Give back the full listing, character for character, with no pictures.

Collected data
== == ==
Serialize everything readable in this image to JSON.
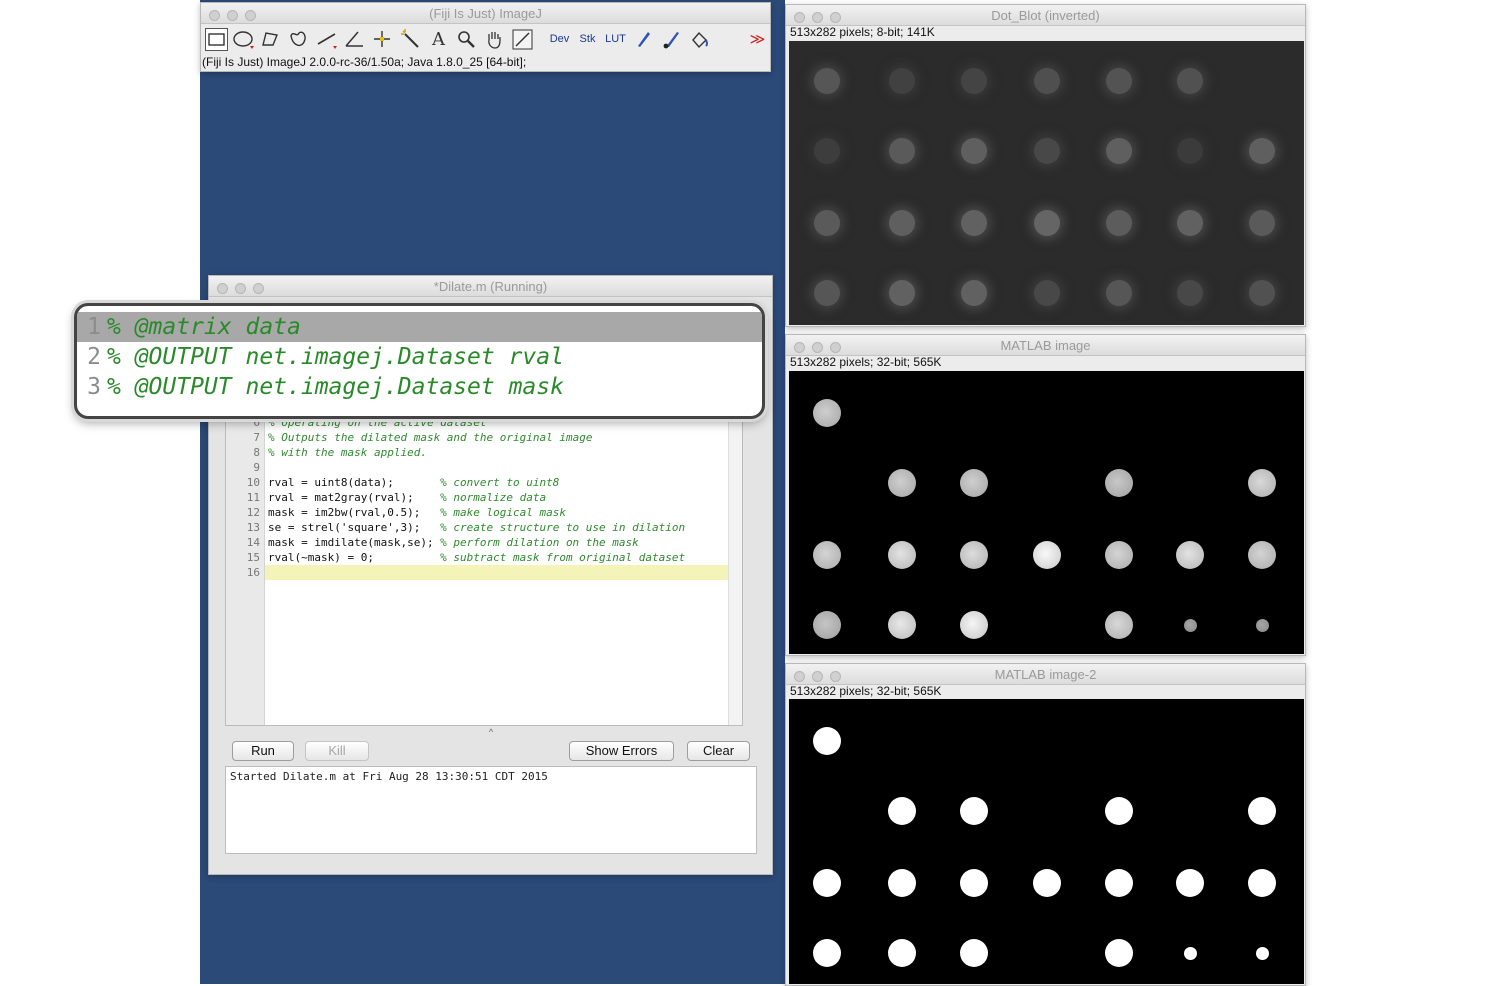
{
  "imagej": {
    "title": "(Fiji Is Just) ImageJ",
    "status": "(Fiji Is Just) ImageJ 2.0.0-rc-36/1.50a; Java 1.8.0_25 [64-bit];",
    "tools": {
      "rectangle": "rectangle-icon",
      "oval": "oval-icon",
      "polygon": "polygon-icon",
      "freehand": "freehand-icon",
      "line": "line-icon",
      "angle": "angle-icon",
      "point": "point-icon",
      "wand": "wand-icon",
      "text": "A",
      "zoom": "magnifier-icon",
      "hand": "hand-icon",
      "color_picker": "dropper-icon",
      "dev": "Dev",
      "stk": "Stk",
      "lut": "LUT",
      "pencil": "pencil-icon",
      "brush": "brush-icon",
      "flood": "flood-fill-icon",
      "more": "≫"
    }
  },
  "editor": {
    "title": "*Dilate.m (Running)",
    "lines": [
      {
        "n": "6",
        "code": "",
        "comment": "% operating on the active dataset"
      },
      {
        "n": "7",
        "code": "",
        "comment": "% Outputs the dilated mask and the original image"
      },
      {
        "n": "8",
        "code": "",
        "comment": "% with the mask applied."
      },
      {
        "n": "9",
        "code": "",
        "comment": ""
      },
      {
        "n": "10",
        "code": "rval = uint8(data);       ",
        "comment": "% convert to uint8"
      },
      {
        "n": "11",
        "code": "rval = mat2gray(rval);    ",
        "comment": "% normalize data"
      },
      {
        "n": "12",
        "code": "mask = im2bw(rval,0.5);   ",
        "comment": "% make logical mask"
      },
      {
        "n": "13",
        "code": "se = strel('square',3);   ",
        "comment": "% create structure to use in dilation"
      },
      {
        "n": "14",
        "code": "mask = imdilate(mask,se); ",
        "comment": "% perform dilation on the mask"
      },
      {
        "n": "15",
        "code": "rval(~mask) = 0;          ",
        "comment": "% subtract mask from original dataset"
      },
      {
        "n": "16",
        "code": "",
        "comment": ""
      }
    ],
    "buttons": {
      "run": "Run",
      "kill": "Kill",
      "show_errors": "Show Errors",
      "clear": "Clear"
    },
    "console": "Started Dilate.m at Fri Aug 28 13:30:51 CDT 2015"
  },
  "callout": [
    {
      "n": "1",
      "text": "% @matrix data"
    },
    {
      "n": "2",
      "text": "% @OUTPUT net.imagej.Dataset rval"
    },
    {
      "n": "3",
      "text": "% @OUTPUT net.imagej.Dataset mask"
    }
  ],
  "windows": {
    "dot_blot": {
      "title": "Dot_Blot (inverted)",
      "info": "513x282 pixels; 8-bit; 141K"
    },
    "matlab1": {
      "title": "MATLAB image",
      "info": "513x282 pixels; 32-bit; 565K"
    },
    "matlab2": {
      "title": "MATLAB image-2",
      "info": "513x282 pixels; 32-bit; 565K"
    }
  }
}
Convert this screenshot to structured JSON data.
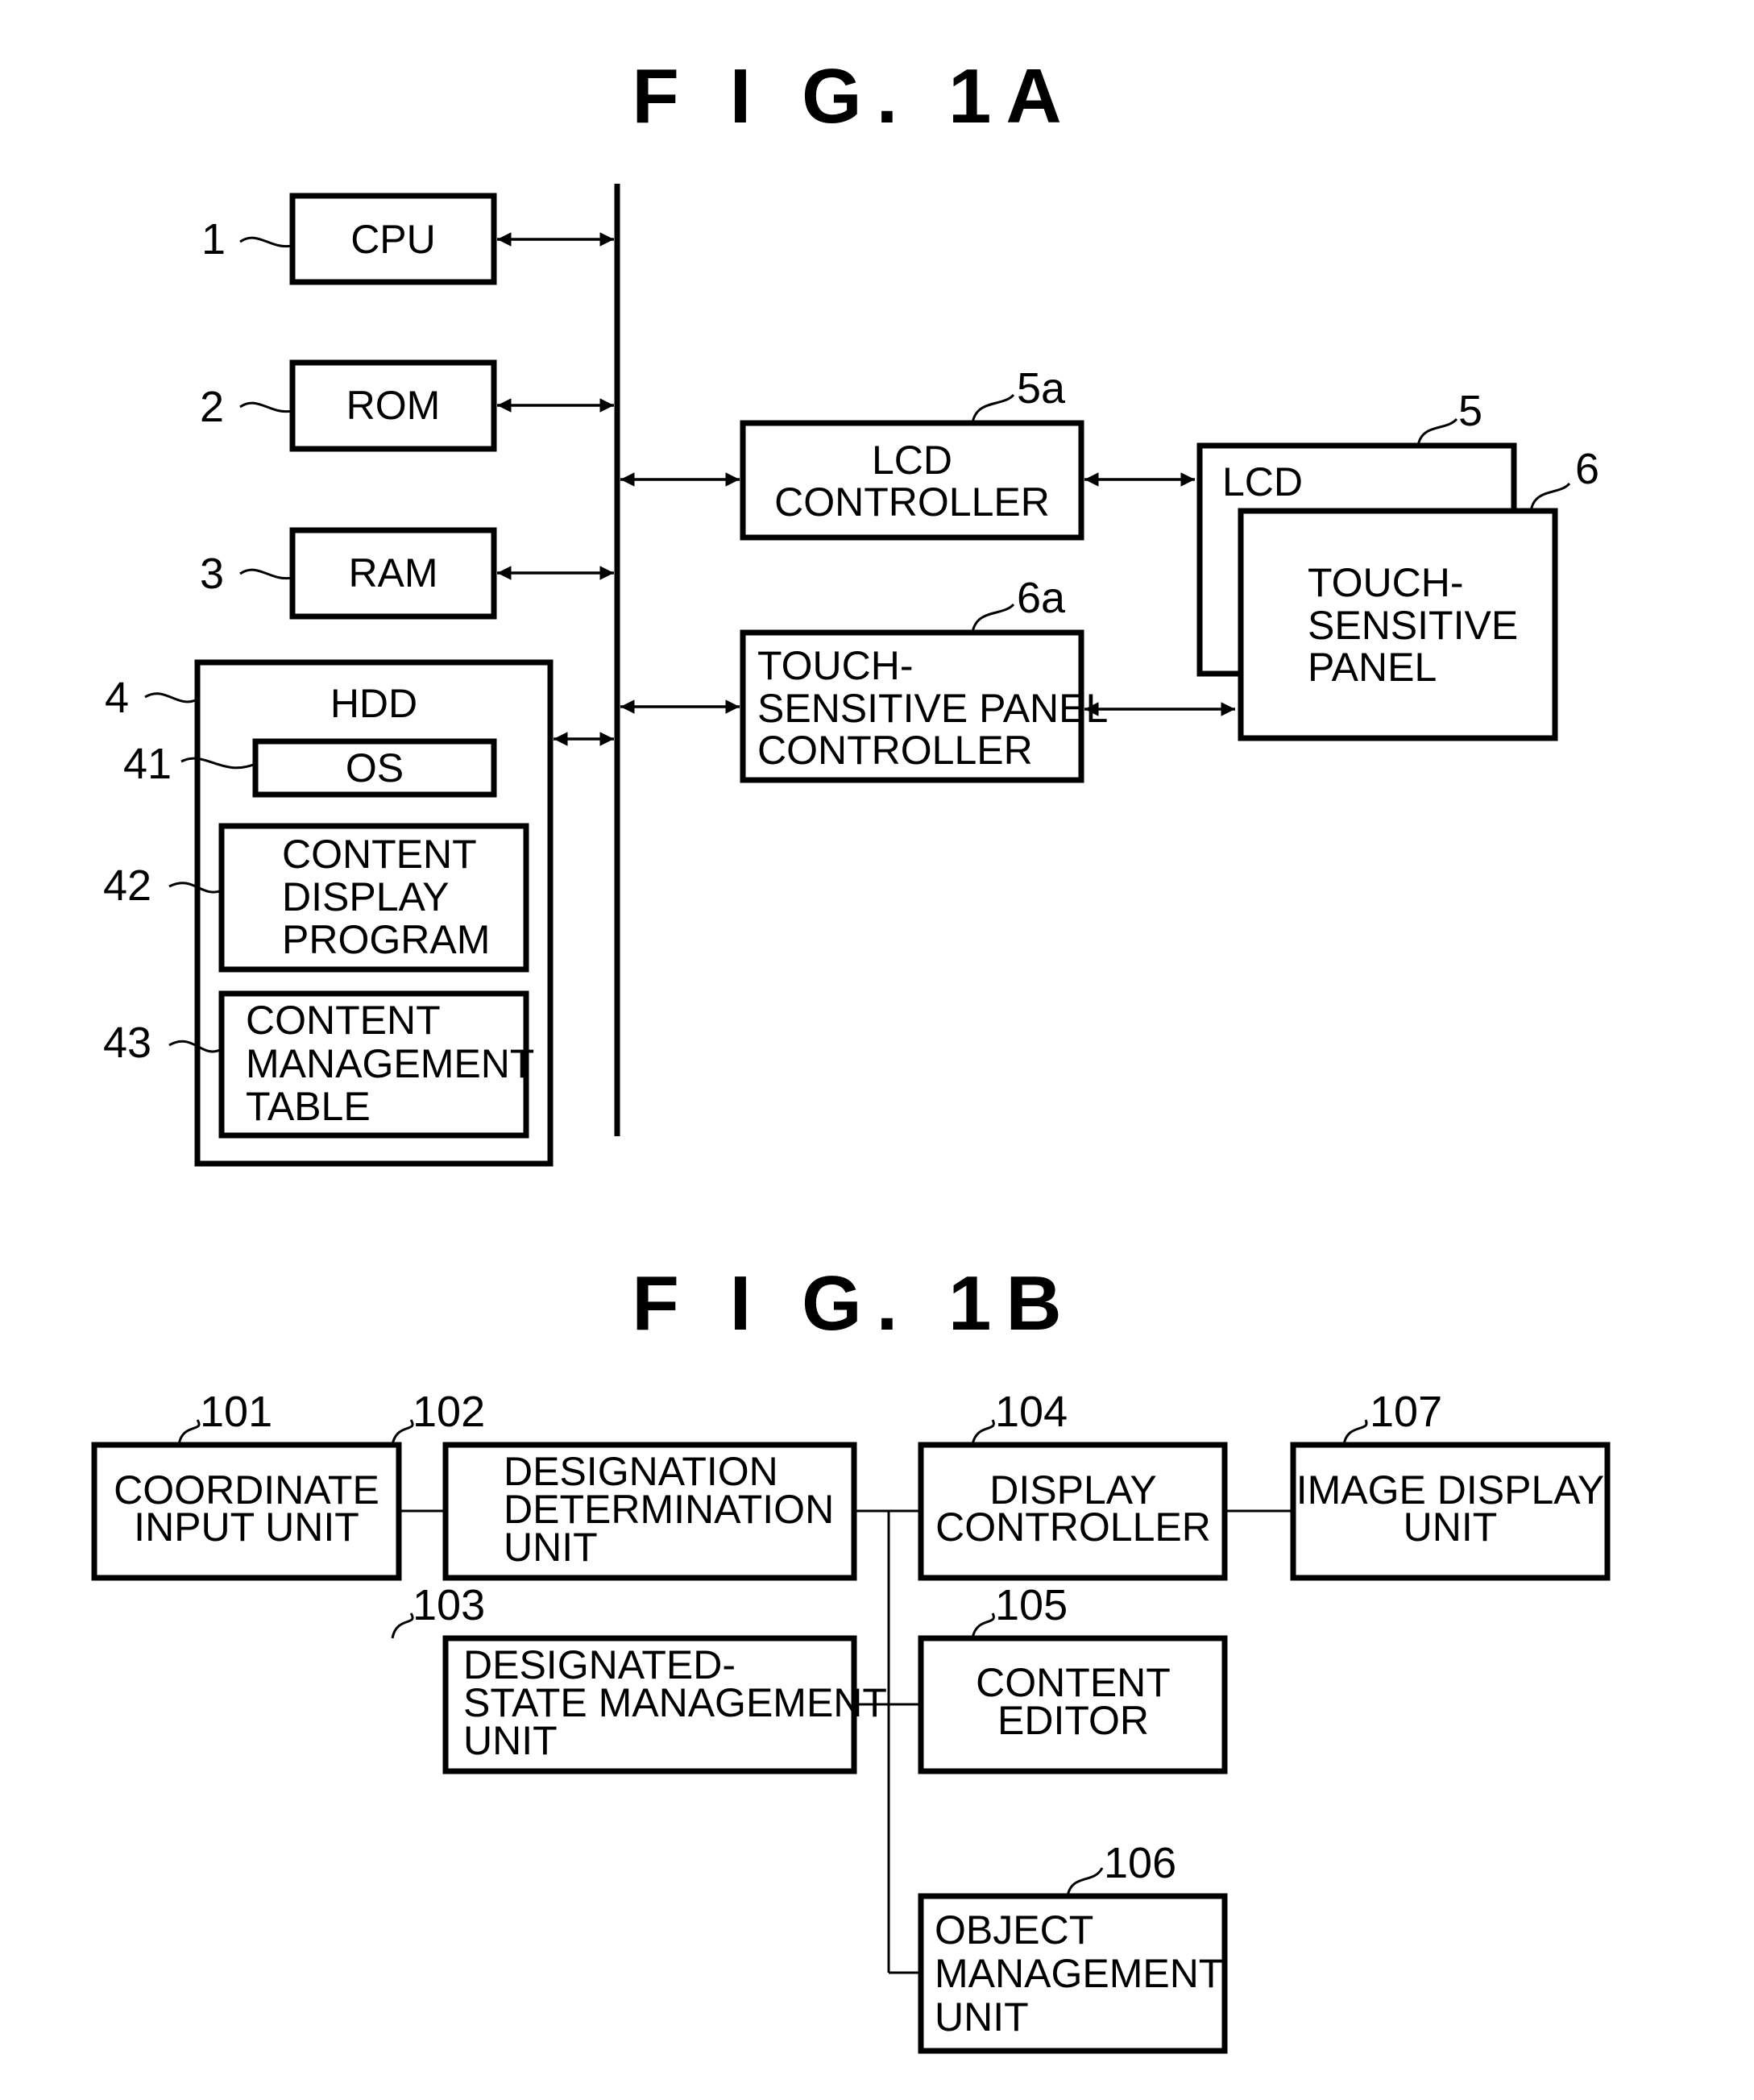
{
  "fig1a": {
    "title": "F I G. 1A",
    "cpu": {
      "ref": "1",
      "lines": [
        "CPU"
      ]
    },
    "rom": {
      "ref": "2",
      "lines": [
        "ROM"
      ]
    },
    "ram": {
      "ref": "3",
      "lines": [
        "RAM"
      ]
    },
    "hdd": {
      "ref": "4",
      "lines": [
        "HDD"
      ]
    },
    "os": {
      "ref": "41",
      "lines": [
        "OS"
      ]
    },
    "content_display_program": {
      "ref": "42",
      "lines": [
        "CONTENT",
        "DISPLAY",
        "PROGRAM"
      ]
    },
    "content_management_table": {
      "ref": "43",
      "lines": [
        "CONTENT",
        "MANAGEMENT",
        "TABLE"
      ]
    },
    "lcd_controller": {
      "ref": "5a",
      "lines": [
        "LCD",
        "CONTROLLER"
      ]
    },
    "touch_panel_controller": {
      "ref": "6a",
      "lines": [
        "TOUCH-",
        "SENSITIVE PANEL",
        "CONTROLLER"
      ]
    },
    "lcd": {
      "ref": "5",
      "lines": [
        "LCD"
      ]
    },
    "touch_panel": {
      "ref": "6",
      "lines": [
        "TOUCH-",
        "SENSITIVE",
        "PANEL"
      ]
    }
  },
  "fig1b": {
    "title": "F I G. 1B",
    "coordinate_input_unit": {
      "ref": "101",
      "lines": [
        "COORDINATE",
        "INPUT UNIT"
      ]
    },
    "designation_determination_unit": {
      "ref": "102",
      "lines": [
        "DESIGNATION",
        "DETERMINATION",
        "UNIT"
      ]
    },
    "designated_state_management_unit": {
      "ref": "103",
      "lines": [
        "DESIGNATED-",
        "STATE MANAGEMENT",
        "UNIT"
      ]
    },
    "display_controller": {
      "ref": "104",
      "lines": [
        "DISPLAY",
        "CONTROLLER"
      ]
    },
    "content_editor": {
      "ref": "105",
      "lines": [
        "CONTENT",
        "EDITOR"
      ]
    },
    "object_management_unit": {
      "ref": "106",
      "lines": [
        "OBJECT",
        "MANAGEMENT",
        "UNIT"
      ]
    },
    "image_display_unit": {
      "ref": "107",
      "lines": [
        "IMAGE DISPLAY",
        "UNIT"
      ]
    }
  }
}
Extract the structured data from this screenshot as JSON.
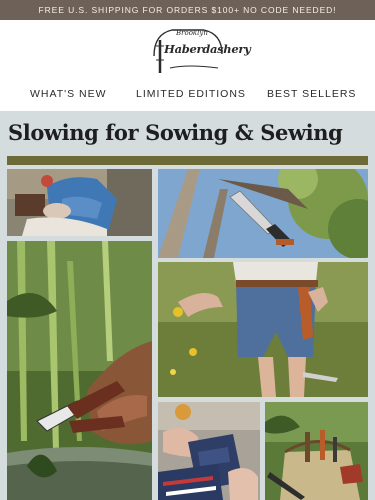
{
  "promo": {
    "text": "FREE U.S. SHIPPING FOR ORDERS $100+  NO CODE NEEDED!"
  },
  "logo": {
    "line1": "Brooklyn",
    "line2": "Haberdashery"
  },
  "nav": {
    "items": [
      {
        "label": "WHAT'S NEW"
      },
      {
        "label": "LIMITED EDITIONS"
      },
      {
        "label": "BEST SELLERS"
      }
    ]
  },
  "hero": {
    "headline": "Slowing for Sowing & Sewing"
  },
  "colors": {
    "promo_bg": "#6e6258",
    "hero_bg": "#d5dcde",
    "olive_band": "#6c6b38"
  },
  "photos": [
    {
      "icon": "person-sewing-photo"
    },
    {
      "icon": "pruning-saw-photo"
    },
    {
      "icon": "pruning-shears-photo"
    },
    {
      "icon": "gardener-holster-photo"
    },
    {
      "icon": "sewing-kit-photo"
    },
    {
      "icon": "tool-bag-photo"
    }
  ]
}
== == ==
Answer for this exercise:
Serialize everything readable in this image to JSON.
{
  "imagej": {
    "title": "(Fiji Is Just) ImageJ",
    "status": "(Fiji Is Just) ImageJ 2.0.0-rc-36/1.50a; Java 1.8.0_25 [64-bit];",
    "tools": {
      "rectangle": "rectangle-icon",
      "oval": "oval-icon",
      "polygon": "polygon-icon",
      "freehand": "freehand-icon",
      "line": "line-icon",
      "angle": "angle-icon",
      "point": "point-icon",
      "wand": "wand-icon",
      "text": "A",
      "zoom": "magnifier-icon",
      "hand": "hand-icon",
      "color_picker": "dropper-icon",
      "dev": "Dev",
      "stk": "Stk",
      "lut": "LUT",
      "pencil": "pencil-icon",
      "brush": "brush-icon",
      "flood": "flood-fill-icon",
      "more": "≫"
    }
  },
  "editor": {
    "title": "*Dilate.m (Running)",
    "lines": [
      {
        "n": "6",
        "code": "",
        "comment": "% operating on the active dataset"
      },
      {
        "n": "7",
        "code": "",
        "comment": "% Outputs the dilated mask and the original image"
      },
      {
        "n": "8",
        "code": "",
        "comment": "% with the mask applied."
      },
      {
        "n": "9",
        "code": "",
        "comment": ""
      },
      {
        "n": "10",
        "code": "rval = uint8(data);       ",
        "comment": "% convert to uint8"
      },
      {
        "n": "11",
        "code": "rval = mat2gray(rval);    ",
        "comment": "% normalize data"
      },
      {
        "n": "12",
        "code": "mask = im2bw(rval,0.5);   ",
        "comment": "% make logical mask"
      },
      {
        "n": "13",
        "code": "se = strel('square',3);   ",
        "comment": "% create structure to use in dilation"
      },
      {
        "n": "14",
        "code": "mask = imdilate(mask,se); ",
        "comment": "% perform dilation on the mask"
      },
      {
        "n": "15",
        "code": "rval(~mask) = 0;          ",
        "comment": "% subtract mask from original dataset"
      },
      {
        "n": "16",
        "code": "",
        "comment": ""
      }
    ],
    "buttons": {
      "run": "Run",
      "kill": "Kill",
      "show_errors": "Show Errors",
      "clear": "Clear"
    },
    "console": "Started Dilate.m at Fri Aug 28 13:30:51 CDT 2015"
  },
  "callout": [
    {
      "n": "1",
      "text": "% @matrix data"
    },
    {
      "n": "2",
      "text": "% @OUTPUT net.imagej.Dataset rval"
    },
    {
      "n": "3",
      "text": "% @OUTPUT net.imagej.Dataset mask"
    }
  ],
  "windows": {
    "dot_blot": {
      "title": "Dot_Blot (inverted)",
      "info": "513x282 pixels; 8-bit; 141K"
    },
    "matlab1": {
      "title": "MATLAB image",
      "info": "513x282 pixels; 32-bit; 565K"
    },
    "matlab2": {
      "title": "MATLAB image-2",
      "info": "513x282 pixels; 32-bit; 565K"
    }
  }
}
Convert this screenshot to structured JSON data.
{
  "fig1a": {
    "title": "F I G. 1A",
    "cpu": {
      "ref": "1",
      "lines": [
        "CPU"
      ]
    },
    "rom": {
      "ref": "2",
      "lines": [
        "ROM"
      ]
    },
    "ram": {
      "ref": "3",
      "lines": [
        "RAM"
      ]
    },
    "hdd": {
      "ref": "4",
      "lines": [
        "HDD"
      ]
    },
    "os": {
      "ref": "41",
      "lines": [
        "OS"
      ]
    },
    "content_display_program": {
      "ref": "42",
      "lines": [
        "CONTENT",
        "DISPLAY",
        "PROGRAM"
      ]
    },
    "content_management_table": {
      "ref": "43",
      "lines": [
        "CONTENT",
        "MANAGEMENT",
        "TABLE"
      ]
    },
    "lcd_controller": {
      "ref": "5a",
      "lines": [
        "LCD",
        "CONTROLLER"
      ]
    },
    "touch_panel_controller": {
      "ref": "6a",
      "lines": [
        "TOUCH-",
        "SENSITIVE PANEL",
        "CONTROLLER"
      ]
    },
    "lcd": {
      "ref": "5",
      "lines": [
        "LCD"
      ]
    },
    "touch_panel": {
      "ref": "6",
      "lines": [
        "TOUCH-",
        "SENSITIVE",
        "PANEL"
      ]
    }
  },
  "fig1b": {
    "title": "F I G. 1B",
    "coordinate_input_unit": {
      "ref": "101",
      "lines": [
        "COORDINATE",
        "INPUT UNIT"
      ]
    },
    "designation_determination_unit": {
      "ref": "102",
      "lines": [
        "DESIGNATION",
        "DETERMINATION",
        "UNIT"
      ]
    },
    "designated_state_management_unit": {
      "ref": "103",
      "lines": [
        "DESIGNATED-",
        "STATE MANAGEMENT",
        "UNIT"
      ]
    },
    "display_controller": {
      "ref": "104",
      "lines": [
        "DISPLAY",
        "CONTROLLER"
      ]
    },
    "content_editor": {
      "ref": "105",
      "lines": [
        "CONTENT",
        "EDITOR"
      ]
    },
    "object_management_unit": {
      "ref": "106",
      "lines": [
        "OBJECT",
        "MANAGEMENT",
        "UNIT"
      ]
    },
    "image_display_unit": {
      "ref": "107",
      "lines": [
        "IMAGE DISPLAY",
        "UNIT"
      ]
    }
  }
}
Extract the structured data from this screenshot as JSON.
{
  "promo": {
    "text": "FREE U.S. SHIPPING FOR ORDERS $100+  NO CODE NEEDED!"
  },
  "logo": {
    "line1": "Brooklyn",
    "line2": "Haberdashery"
  },
  "nav": {
    "items": [
      {
        "label": "WHAT'S NEW"
      },
      {
        "label": "LIMITED EDITIONS"
      },
      {
        "label": "BEST SELLERS"
      }
    ]
  },
  "hero": {
    "headline": "Slowing for Sowing & Sewing"
  },
  "colors": {
    "promo_bg": "#6e6258",
    "hero_bg": "#d5dcde",
    "olive_band": "#6c6b38"
  },
  "photos": [
    {
      "icon": "person-sewing-photo"
    },
    {
      "icon": "pruning-saw-photo"
    },
    {
      "icon": "pruning-shears-photo"
    },
    {
      "icon": "gardener-holster-photo"
    },
    {
      "icon": "sewing-kit-photo"
    },
    {
      "icon": "tool-bag-photo"
    }
  ]
}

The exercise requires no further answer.